(Challenge)
What you return should match every record exactly, with the images removed.

Recorded data
--- BEGIN ---

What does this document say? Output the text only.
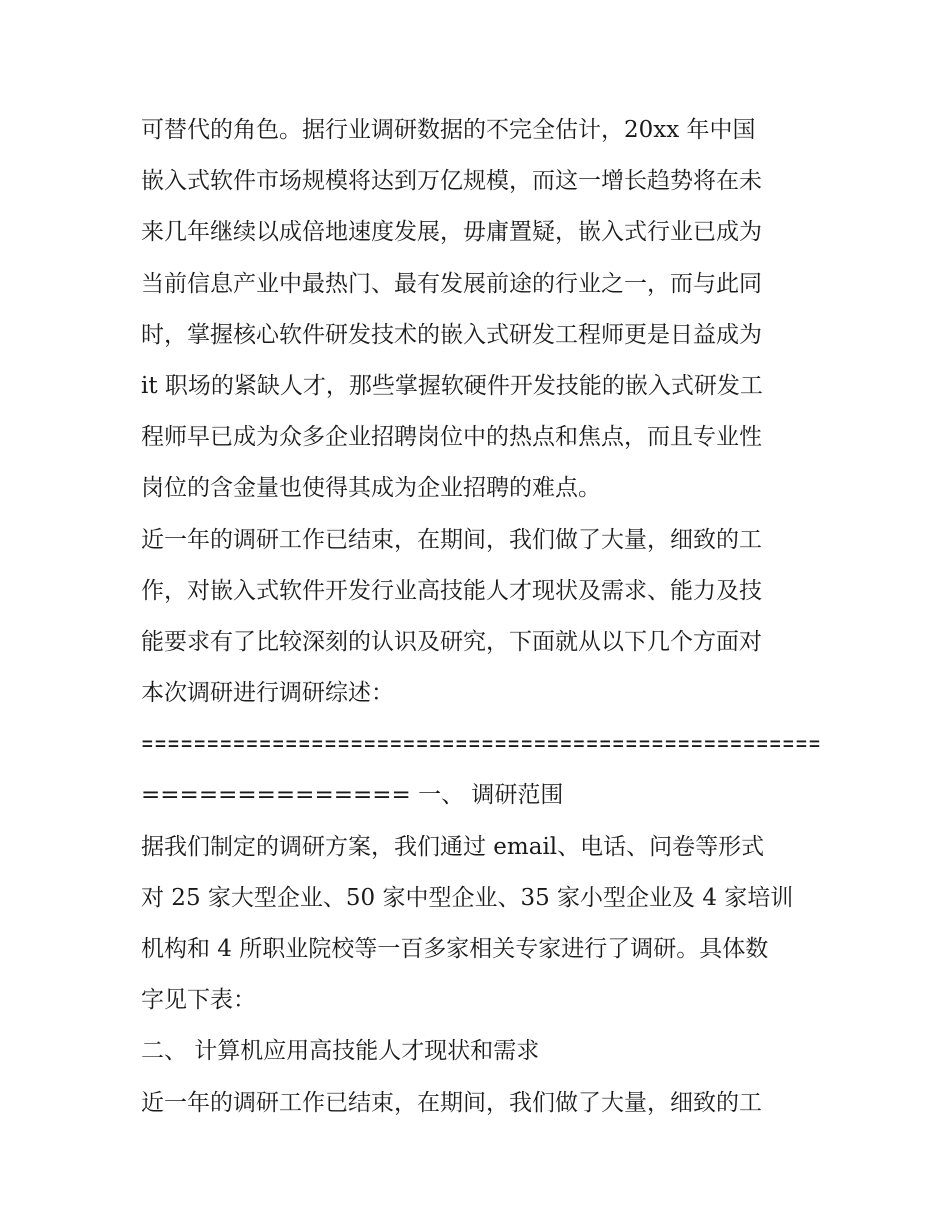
可替代的角色。据行业调研数据的不完全估计，20xx 年中国
嵌入式软件市场规模将达到万亿规模，而这一增长趋势将在未
来几年继续以成倍地速度发展，毋庸置疑，嵌入式行业已成为
当前信息产业中最热门、最有发展前途的行业之一，而与此同
时，掌握核心软件研发技术的嵌入式研发工程师更是日益成为
it 职场的紧缺人才，那些掌握软硬件开发技能的嵌入式研发工
程师早已成为众多企业招聘岗位中的热点和焦点，而且专业性
岗位的含金量也使得其成为企业招聘的难点。
近一年的调研工作已结束，在期间，我们做了大量，细致的工
作，对嵌入式软件开发行业高技能人才现状及需求、能力及技
能要求有了比较深刻的认识及研究，下面就从以下几个方面对
本次调研进行调研综述：
====================================================
============== 一、 调研范围
据我们制定的调研方案，我们通过 email、电话、问卷等形式
对 25 家大型企业、50 家中型企业、35 家小型企业及 4 家培训
机构和 4 所职业院校等一百多家相关专家进行了调研。具体数
字见下表：
二、 计算机应用高技能人才现状和需求
近一年的调研工作已结束，在期间，我们做了大量，细致的工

--- END ---

(Expected answer)
What does this document say? Output the text only.
可替代的角色。据行业调研数据的不完全估计，20xx 年中国
嵌入式软件市场规模将达到万亿规模，而这一增长趋势将在未
来几年继续以成倍地速度发展，毋庸置疑，嵌入式行业已成为
当前信息产业中最热门、最有发展前途的行业之一，而与此同
时，掌握核心软件研发技术的嵌入式研发工程师更是日益成为
it 职场的紧缺人才，那些掌握软硬件开发技能的嵌入式研发工
程师早已成为众多企业招聘岗位中的热点和焦点，而且专业性
岗位的含金量也使得其成为企业招聘的难点。
近一年的调研工作已结束，在期间，我们做了大量，细致的工
作，对嵌入式软件开发行业高技能人才现状及需求、能力及技
能要求有了比较深刻的认识及研究，下面就从以下几个方面对
本次调研进行调研综述：
====================================================
============== 一、 调研范围
据我们制定的调研方案，我们通过 email、电话、问卷等形式
对 25 家大型企业、50 家中型企业、35 家小型企业及 4 家培训
机构和 4 所职业院校等一百多家相关专家进行了调研。具体数
字见下表：
二、 计算机应用高技能人才现状和需求
近一年的调研工作已结束，在期间，我们做了大量，细致的工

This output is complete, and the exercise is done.